> _PROBLEM DESCRIPTION_
Copy each line with the word "ylabel" in it.
━━━━━ RECORD EXTRACTS
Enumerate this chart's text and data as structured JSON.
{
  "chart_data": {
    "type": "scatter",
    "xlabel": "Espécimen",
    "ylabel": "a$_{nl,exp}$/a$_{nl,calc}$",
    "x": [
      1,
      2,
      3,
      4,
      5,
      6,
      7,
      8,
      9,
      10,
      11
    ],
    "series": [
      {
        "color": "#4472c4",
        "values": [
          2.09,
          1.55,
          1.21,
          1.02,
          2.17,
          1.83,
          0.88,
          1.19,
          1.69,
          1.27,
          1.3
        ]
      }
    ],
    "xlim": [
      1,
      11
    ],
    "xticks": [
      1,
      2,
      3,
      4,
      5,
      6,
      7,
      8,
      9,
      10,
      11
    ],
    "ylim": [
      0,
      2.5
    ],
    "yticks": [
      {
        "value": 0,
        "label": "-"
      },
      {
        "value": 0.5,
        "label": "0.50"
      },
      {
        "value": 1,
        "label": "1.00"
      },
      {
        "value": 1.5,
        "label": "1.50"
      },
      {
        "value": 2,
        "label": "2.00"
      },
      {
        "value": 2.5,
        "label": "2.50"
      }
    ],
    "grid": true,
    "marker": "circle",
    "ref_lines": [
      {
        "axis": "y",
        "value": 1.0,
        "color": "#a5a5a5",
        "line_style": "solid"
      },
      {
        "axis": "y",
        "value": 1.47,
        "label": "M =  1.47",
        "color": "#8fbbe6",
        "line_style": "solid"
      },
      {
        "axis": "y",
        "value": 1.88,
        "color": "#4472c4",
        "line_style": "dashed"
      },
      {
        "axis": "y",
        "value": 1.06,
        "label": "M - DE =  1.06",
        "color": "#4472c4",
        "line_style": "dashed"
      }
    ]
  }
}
━━━━━━━━━━
━━━━━ RECORD EXTRACTS
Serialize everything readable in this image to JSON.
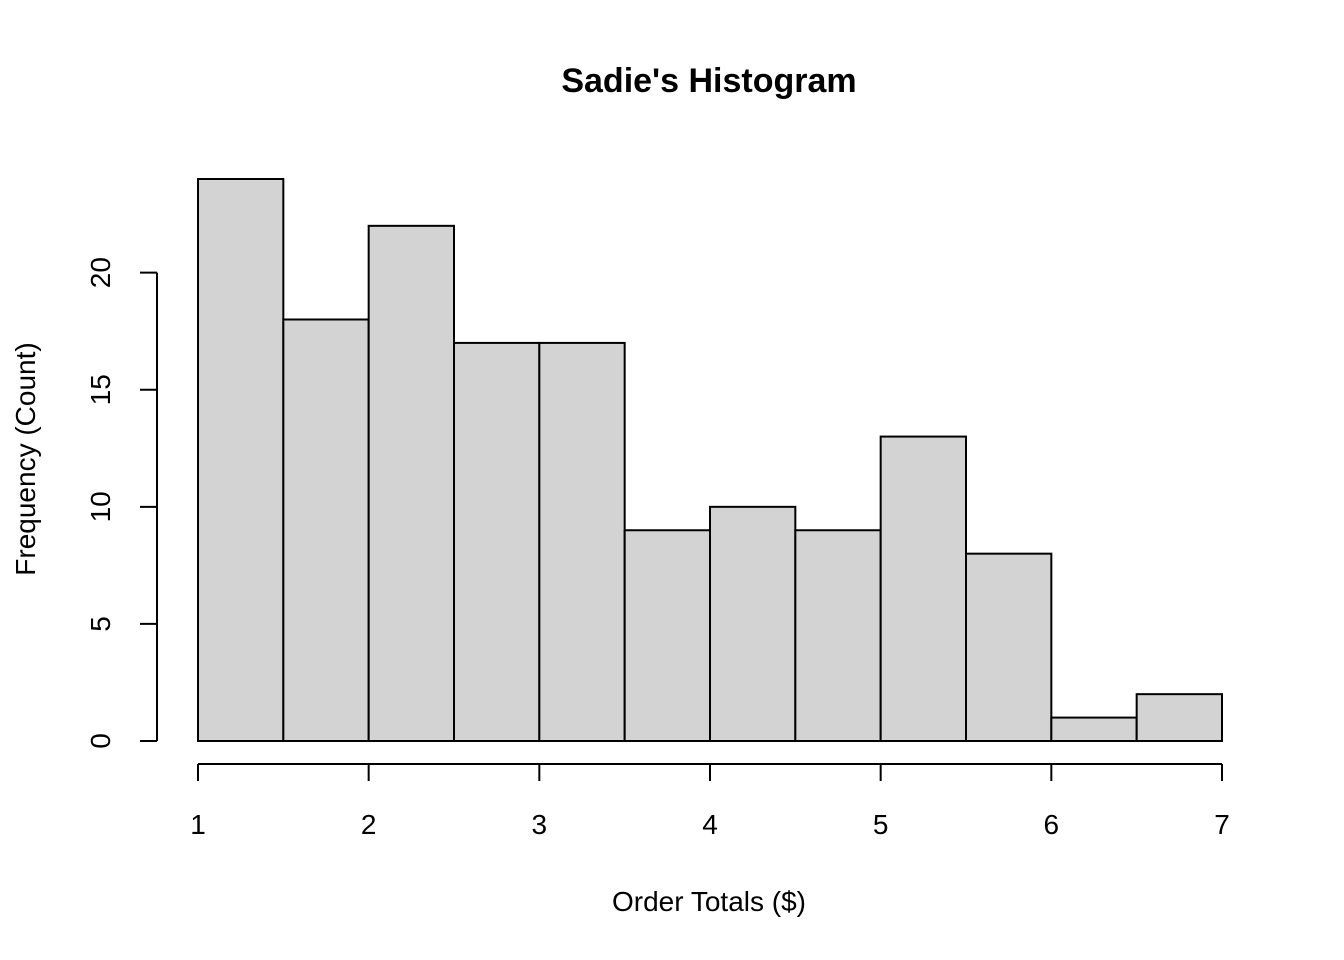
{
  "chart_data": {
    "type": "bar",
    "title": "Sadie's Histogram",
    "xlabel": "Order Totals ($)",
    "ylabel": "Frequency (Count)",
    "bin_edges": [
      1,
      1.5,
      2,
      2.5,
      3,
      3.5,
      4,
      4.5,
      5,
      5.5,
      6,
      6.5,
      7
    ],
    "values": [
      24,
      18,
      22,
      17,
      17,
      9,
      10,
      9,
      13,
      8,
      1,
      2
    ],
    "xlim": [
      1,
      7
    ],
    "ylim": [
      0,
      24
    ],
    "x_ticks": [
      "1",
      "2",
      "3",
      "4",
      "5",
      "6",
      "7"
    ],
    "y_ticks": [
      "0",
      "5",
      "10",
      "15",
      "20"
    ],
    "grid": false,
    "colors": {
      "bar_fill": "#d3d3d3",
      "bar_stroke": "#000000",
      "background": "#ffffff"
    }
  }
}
━━━━━━━━━━
> _TASK ANSWER_
    "ylabel": "a$_{nl,exp}$/a$_{nl,calc}$",
    "ylabel": "Frequency (Count)",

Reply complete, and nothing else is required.